Work out the number of lines with the word "this" in the material below, then reply with that number only.

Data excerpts
****************
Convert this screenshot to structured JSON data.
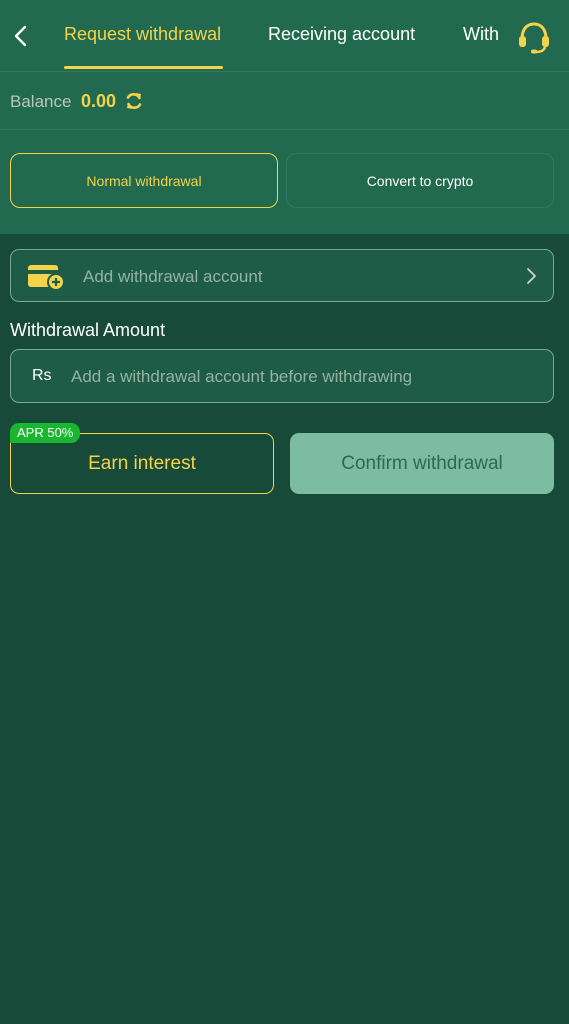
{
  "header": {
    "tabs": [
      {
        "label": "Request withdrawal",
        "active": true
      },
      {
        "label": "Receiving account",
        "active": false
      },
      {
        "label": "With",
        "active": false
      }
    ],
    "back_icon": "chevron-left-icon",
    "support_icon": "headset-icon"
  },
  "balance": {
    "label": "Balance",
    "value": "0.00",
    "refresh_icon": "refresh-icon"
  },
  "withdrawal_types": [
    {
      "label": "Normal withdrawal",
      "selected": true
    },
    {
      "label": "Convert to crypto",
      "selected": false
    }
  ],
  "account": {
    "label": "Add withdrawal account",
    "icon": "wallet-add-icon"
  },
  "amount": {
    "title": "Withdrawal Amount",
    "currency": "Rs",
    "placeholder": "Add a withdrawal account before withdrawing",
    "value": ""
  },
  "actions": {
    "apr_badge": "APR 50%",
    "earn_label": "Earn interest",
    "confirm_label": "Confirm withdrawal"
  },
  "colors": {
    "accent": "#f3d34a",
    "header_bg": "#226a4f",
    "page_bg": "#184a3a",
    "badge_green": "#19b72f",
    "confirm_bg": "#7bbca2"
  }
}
****************
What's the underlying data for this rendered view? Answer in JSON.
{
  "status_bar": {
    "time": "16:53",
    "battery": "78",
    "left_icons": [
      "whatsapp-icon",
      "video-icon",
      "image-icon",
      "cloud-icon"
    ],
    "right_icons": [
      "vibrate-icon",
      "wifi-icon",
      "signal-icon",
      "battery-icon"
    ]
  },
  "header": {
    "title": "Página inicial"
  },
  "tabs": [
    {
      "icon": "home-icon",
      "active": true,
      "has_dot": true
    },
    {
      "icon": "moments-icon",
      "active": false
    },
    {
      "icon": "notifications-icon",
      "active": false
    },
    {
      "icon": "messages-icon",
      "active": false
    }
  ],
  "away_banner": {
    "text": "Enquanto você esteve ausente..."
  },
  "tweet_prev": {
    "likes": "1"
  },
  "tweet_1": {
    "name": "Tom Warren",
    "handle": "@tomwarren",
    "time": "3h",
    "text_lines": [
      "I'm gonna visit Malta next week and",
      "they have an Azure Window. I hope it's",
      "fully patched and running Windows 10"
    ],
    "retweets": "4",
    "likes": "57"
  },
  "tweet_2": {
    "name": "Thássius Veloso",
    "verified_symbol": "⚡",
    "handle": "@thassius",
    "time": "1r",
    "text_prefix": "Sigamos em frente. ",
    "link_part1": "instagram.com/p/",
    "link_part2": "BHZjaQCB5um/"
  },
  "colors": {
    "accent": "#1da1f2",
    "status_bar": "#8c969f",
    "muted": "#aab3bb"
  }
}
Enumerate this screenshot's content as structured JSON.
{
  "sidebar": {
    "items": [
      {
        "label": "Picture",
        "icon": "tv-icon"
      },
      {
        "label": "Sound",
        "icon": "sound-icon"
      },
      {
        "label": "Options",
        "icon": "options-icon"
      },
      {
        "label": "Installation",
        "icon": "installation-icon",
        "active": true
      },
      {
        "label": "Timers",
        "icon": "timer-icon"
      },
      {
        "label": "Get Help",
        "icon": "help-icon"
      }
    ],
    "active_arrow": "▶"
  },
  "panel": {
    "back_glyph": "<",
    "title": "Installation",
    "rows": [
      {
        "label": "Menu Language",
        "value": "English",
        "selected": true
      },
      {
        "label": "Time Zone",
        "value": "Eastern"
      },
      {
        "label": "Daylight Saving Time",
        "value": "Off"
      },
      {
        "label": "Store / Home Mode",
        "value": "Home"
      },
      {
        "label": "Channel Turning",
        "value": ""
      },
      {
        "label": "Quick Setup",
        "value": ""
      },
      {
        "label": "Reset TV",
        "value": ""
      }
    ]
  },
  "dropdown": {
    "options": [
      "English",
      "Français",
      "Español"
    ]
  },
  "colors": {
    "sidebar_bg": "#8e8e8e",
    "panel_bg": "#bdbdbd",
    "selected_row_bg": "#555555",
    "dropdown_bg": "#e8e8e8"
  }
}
****************
▶ EXERCISE ANSWER: 3